### YOUR INSTRUCTIONS
Could you substitute "bid-delta" for every "buy-delta" in the stretch from the start of the items through the line containing "buy-price: 85.5 — [458, 241, 492, 260]", and give those lines back with nothing else changed?

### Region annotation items
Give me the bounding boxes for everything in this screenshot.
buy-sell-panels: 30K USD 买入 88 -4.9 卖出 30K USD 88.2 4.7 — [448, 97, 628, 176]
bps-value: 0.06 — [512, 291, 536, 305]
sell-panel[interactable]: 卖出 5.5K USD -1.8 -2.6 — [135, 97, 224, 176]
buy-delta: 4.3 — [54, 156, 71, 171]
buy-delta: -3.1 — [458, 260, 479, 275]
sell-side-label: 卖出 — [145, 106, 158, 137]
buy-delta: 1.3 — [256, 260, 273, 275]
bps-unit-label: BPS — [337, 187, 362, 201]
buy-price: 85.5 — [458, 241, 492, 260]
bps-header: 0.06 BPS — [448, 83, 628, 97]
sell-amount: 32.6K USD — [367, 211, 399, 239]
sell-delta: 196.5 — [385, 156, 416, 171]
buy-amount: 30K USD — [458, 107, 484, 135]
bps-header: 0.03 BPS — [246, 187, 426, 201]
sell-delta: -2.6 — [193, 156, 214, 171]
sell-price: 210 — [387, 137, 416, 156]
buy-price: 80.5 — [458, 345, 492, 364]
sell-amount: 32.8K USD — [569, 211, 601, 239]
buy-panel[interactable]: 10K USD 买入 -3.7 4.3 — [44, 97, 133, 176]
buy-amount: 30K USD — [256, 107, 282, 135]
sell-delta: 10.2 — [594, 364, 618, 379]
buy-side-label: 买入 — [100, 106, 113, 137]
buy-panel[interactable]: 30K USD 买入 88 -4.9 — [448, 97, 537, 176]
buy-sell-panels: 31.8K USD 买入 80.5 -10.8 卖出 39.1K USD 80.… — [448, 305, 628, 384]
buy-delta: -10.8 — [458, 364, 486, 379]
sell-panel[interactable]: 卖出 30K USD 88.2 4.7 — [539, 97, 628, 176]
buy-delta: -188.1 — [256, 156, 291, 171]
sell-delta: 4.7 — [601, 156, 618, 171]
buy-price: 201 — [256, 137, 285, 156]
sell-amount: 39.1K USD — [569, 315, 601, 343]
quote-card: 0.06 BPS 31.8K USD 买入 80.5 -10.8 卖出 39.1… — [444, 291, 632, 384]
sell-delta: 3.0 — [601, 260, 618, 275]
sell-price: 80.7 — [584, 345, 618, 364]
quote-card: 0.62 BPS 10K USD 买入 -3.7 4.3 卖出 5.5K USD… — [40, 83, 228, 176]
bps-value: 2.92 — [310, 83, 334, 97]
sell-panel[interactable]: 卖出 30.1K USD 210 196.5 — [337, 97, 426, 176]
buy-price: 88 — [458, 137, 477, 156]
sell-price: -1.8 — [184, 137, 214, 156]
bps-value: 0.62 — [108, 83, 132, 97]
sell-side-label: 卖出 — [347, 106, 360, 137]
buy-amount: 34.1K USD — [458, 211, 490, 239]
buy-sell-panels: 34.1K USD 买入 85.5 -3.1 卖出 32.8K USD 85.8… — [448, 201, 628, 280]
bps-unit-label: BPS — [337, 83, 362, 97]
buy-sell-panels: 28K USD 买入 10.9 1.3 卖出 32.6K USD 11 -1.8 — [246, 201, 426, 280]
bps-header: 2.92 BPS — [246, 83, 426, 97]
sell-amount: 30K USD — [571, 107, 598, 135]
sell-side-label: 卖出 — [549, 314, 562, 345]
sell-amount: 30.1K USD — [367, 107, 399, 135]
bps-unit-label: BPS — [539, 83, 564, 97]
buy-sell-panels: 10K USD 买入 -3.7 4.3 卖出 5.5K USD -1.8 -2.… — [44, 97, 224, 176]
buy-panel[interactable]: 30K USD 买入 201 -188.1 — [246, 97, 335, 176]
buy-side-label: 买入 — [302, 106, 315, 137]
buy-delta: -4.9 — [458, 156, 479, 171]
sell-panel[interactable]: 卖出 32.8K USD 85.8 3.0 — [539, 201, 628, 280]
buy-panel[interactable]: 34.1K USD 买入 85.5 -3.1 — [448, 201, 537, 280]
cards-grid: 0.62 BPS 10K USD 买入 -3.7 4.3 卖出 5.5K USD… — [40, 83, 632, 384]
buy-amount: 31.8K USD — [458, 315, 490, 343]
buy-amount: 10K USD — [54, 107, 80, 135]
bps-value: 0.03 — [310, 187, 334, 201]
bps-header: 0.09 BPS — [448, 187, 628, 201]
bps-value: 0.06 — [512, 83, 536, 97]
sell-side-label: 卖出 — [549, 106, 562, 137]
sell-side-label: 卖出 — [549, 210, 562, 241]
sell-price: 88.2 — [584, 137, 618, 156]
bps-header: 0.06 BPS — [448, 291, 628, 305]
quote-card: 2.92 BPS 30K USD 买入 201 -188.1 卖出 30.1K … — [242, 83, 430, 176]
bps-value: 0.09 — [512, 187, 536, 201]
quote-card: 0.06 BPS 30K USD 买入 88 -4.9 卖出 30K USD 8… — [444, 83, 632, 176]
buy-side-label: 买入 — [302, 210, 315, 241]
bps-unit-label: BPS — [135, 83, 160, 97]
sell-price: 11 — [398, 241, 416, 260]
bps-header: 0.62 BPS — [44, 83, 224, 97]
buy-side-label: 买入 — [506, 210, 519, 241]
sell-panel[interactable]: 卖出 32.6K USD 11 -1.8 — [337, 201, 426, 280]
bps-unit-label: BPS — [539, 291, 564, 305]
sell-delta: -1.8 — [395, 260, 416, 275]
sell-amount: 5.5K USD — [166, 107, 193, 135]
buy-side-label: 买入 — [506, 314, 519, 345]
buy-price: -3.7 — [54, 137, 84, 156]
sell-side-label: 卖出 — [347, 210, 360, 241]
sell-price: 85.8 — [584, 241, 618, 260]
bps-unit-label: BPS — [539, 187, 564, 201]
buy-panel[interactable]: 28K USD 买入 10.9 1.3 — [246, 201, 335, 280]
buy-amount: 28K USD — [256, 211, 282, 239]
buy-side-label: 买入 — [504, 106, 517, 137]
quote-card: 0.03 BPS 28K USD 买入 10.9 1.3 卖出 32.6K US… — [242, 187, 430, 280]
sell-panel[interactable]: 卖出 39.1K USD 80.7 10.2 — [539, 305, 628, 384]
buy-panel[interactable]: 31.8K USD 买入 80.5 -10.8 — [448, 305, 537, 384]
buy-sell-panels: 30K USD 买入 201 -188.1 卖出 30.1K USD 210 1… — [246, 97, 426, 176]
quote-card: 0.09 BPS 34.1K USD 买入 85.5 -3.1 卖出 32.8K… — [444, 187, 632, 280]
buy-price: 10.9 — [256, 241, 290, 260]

### REPLY
Give me the bounding boxes for everything in this screenshot.
buy-sell-panels: 30K USD 买入 88 -4.9 卖出 30K USD 88.2 4.7 — [448, 97, 628, 176]
bps-value: 0.06 — [512, 291, 536, 305]
sell-panel[interactable]: 卖出 5.5K USD -1.8 -2.6 — [135, 97, 224, 176]
bid-delta: 4.3 — [54, 156, 71, 171]
bid-delta: -3.1 — [458, 260, 479, 275]
sell-side-label: 卖出 — [145, 106, 158, 137]
bid-delta: 1.3 — [256, 260, 273, 275]
bps-unit-label: BPS — [337, 187, 362, 201]
buy-price: 85.5 — [458, 241, 492, 260]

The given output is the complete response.